## Material
------------------------------------------------

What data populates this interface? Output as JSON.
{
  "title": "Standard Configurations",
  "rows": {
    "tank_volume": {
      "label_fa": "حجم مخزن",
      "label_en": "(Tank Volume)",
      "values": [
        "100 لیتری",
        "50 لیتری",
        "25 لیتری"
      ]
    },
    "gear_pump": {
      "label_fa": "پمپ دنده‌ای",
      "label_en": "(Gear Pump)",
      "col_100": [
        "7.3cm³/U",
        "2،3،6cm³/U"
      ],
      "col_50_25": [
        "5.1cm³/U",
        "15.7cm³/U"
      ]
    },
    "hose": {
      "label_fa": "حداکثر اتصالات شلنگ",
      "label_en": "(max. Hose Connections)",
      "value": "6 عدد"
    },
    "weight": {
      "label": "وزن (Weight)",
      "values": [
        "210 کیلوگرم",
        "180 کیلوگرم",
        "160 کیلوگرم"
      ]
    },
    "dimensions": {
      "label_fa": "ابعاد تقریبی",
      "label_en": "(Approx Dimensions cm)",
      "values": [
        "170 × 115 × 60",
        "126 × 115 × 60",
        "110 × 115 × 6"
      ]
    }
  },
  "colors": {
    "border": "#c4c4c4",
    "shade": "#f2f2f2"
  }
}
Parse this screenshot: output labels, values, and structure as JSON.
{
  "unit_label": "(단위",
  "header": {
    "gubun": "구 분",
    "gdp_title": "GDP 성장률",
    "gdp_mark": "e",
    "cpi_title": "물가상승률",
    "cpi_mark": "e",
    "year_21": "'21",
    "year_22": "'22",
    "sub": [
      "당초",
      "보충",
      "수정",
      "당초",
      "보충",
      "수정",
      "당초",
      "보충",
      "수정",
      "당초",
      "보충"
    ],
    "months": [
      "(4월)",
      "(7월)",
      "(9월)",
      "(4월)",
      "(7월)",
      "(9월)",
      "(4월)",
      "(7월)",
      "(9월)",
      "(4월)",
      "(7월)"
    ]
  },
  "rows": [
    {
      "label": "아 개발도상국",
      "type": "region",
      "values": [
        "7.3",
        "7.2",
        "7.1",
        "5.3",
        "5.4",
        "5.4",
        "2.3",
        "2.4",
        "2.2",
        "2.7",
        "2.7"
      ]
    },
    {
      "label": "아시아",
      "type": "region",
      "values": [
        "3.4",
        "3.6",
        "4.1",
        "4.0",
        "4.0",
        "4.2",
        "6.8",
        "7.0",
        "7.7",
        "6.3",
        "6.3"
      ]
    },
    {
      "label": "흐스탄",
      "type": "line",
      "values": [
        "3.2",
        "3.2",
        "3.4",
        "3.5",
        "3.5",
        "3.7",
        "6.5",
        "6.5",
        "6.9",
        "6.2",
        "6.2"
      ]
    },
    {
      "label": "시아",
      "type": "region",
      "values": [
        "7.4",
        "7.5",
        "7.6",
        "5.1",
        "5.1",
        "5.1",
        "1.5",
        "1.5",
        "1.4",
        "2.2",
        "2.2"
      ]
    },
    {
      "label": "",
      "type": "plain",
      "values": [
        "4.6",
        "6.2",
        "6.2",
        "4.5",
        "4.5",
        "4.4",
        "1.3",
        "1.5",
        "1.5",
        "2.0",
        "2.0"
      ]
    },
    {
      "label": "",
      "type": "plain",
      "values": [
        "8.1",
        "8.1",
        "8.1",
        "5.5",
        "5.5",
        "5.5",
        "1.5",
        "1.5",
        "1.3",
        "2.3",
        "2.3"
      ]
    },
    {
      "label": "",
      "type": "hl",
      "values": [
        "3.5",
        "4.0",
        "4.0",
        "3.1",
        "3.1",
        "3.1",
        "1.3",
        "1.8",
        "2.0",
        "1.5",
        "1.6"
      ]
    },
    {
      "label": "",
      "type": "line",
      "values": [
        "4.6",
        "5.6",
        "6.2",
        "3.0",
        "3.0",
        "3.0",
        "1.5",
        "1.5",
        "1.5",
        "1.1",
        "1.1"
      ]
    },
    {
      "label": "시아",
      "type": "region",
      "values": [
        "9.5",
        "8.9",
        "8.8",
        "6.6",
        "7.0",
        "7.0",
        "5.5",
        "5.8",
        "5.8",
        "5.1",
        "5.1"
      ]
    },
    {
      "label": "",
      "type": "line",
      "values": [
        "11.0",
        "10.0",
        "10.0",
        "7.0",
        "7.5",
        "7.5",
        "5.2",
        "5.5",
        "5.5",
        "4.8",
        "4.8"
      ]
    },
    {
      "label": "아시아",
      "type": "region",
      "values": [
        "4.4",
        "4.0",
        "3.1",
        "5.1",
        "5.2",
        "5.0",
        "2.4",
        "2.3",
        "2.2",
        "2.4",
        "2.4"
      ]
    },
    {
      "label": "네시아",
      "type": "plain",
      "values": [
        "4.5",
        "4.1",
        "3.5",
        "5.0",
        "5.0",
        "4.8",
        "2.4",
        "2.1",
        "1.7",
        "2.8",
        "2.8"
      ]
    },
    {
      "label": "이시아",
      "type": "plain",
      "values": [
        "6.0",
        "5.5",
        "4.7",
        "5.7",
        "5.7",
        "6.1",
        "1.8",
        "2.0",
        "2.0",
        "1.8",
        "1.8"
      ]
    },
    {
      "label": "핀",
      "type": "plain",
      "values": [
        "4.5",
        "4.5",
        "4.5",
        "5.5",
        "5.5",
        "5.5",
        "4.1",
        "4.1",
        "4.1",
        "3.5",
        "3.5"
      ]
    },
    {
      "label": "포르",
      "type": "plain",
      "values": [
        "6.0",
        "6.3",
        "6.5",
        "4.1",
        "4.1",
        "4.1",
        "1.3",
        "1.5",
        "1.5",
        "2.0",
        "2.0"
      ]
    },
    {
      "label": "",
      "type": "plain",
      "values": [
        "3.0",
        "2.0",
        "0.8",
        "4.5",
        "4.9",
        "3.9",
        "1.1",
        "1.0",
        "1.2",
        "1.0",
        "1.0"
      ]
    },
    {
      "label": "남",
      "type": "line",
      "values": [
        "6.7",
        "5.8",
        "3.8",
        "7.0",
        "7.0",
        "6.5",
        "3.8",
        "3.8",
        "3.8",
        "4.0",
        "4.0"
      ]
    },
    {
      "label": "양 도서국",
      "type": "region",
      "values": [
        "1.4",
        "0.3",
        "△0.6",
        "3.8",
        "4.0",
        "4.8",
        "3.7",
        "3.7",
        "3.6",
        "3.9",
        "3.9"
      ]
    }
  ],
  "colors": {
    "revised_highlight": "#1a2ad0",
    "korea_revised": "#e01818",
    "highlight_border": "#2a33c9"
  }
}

------------------------------------------------

Write every entry out again exactly.

## Final result
What data populates this interface? Output as JSON.
{
  "title": "Standard Configurations",
  "rows": {
    "tank_volume": {
      "label_fa": "حجم مخزن",
      "label_en": "(Tank Volume)",
      "values": [
        "100 لیتری",
        "50 لیتری",
        "25 لیتری"
      ]
    },
    "gear_pump": {
      "label_fa": "پمپ دنده‌ای",
      "label_en": "(Gear Pump)",
      "col_100": [
        "7.3cm³/U",
        "2،3،6cm³/U"
      ],
      "col_50_25": [
        "5.1cm³/U",
        "15.7cm³/U"
      ]
    },
    "hose": {
      "label_fa": "حداکثر اتصالات شلنگ",
      "label_en": "(max. Hose Connections)",
      "value": "6 عدد"
    },
    "weight": {
      "label": "وزن (Weight)",
      "values": [
        "210 کیلوگرم",
        "180 کیلوگرم",
        "160 کیلوگرم"
      ]
    },
    "dimensions": {
      "label_fa": "ابعاد تقریبی",
      "label_en": "(Approx Dimensions cm)",
      "values": [
        "170 × 115 × 60",
        "126 × 115 × 60",
        "110 × 115 × 6"
      ]
    }
  },
  "colors": {
    "border": "#c4c4c4",
    "shade": "#f2f2f2"
  }
}
Parse this screenshot: output labels, values, and structure as JSON.
{
  "unit_label": "(단위",
  "header": {
    "gubun": "구 분",
    "gdp_title": "GDP 성장률",
    "gdp_mark": "e",
    "cpi_title": "물가상승률",
    "cpi_mark": "e",
    "year_21": "'21",
    "year_22": "'22",
    "sub": [
      "당초",
      "보충",
      "수정",
      "당초",
      "보충",
      "수정",
      "당초",
      "보충",
      "수정",
      "당초",
      "보충"
    ],
    "months": [
      "(4월)",
      "(7월)",
      "(9월)",
      "(4월)",
      "(7월)",
      "(9월)",
      "(4월)",
      "(7월)",
      "(9월)",
      "(4월)",
      "(7월)"
    ]
  },
  "rows": [
    {
      "label": "아 개발도상국",
      "type": "region",
      "values": [
        "7.3",
        "7.2",
        "7.1",
        "5.3",
        "5.4",
        "5.4",
        "2.3",
        "2.4",
        "2.2",
        "2.7",
        "2.7"
      ]
    },
    {
      "label": "아시아",
      "type": "region",
      "values": [
        "3.4",
        "3.6",
        "4.1",
        "4.0",
        "4.0",
        "4.2",
        "6.8",
        "7.0",
        "7.7",
        "6.3",
        "6.3"
      ]
    },
    {
      "label": "흐스탄",
      "type": "line",
      "values": [
        "3.2",
        "3.2",
        "3.4",
        "3.5",
        "3.5",
        "3.7",
        "6.5",
        "6.5",
        "6.9",
        "6.2",
        "6.2"
      ]
    },
    {
      "label": "시아",
      "type": "region",
      "values": [
        "7.4",
        "7.5",
        "7.6",
        "5.1",
        "5.1",
        "5.1",
        "1.5",
        "1.5",
        "1.4",
        "2.2",
        "2.2"
      ]
    },
    {
      "label": "",
      "type": "plain",
      "values": [
        "4.6",
        "6.2",
        "6.2",
        "4.5",
        "4.5",
        "4.4",
        "1.3",
        "1.5",
        "1.5",
        "2.0",
        "2.0"
      ]
    },
    {
      "label": "",
      "type": "plain",
      "values": [
        "8.1",
        "8.1",
        "8.1",
        "5.5",
        "5.5",
        "5.5",
        "1.5",
        "1.5",
        "1.3",
        "2.3",
        "2.3"
      ]
    },
    {
      "label": "",
      "type": "hl",
      "values": [
        "3.5",
        "4.0",
        "4.0",
        "3.1",
        "3.1",
        "3.1",
        "1.3",
        "1.8",
        "2.0",
        "1.5",
        "1.6"
      ]
    },
    {
      "label": "",
      "type": "line",
      "values": [
        "4.6",
        "5.6",
        "6.2",
        "3.0",
        "3.0",
        "3.0",
        "1.5",
        "1.5",
        "1.5",
        "1.1",
        "1.1"
      ]
    },
    {
      "label": "시아",
      "type": "region",
      "values": [
        "9.5",
        "8.9",
        "8.8",
        "6.6",
        "7.0",
        "7.0",
        "5.5",
        "5.8",
        "5.8",
        "5.1",
        "5.1"
      ]
    },
    {
      "label": "",
      "type": "line",
      "values": [
        "11.0",
        "10.0",
        "10.0",
        "7.0",
        "7.5",
        "7.5",
        "5.2",
        "5.5",
        "5.5",
        "4.8",
        "4.8"
      ]
    },
    {
      "label": "아시아",
      "type": "region",
      "values": [
        "4.4",
        "4.0",
        "3.1",
        "5.1",
        "5.2",
        "5.0",
        "2.4",
        "2.3",
        "2.2",
        "2.4",
        "2.4"
      ]
    },
    {
      "label": "네시아",
      "type": "plain",
      "values": [
        "4.5",
        "4.1",
        "3.5",
        "5.0",
        "5.0",
        "4.8",
        "2.4",
        "2.1",
        "1.7",
        "2.8",
        "2.8"
      ]
    },
    {
      "label": "이시아",
      "type": "plain",
      "values": [
        "6.0",
        "5.5",
        "4.7",
        "5.7",
        "5.7",
        "6.1",
        "1.8",
        "2.0",
        "2.0",
        "1.8",
        "1.8"
      ]
    },
    {
      "label": "핀",
      "type": "plain",
      "values": [
        "4.5",
        "4.5",
        "4.5",
        "5.5",
        "5.5",
        "5.5",
        "4.1",
        "4.1",
        "4.1",
        "3.5",
        "3.5"
      ]
    },
    {
      "label": "포르",
      "type": "plain",
      "values": [
        "6.0",
        "6.3",
        "6.5",
        "4.1",
        "4.1",
        "4.1",
        "1.3",
        "1.5",
        "1.5",
        "2.0",
        "2.0"
      ]
    },
    {
      "label": "",
      "type": "plain",
      "values": [
        "3.0",
        "2.0",
        "0.8",
        "4.5",
        "4.9",
        "3.9",
        "1.1",
        "1.0",
        "1.2",
        "1.0",
        "1.0"
      ]
    },
    {
      "label": "남",
      "type": "line",
      "values": [
        "6.7",
        "5.8",
        "3.8",
        "7.0",
        "7.0",
        "6.5",
        "3.8",
        "3.8",
        "3.8",
        "4.0",
        "4.0"
      ]
    },
    {
      "label": "양 도서국",
      "type": "region",
      "values": [
        "1.4",
        "0.3",
        "△0.6",
        "3.8",
        "4.0",
        "4.8",
        "3.7",
        "3.7",
        "3.6",
        "3.9",
        "3.9"
      ]
    }
  ],
  "colors": {
    "revised_highlight": "#1a2ad0",
    "korea_revised": "#e01818",
    "highlight_border": "#2a33c9"
  }
}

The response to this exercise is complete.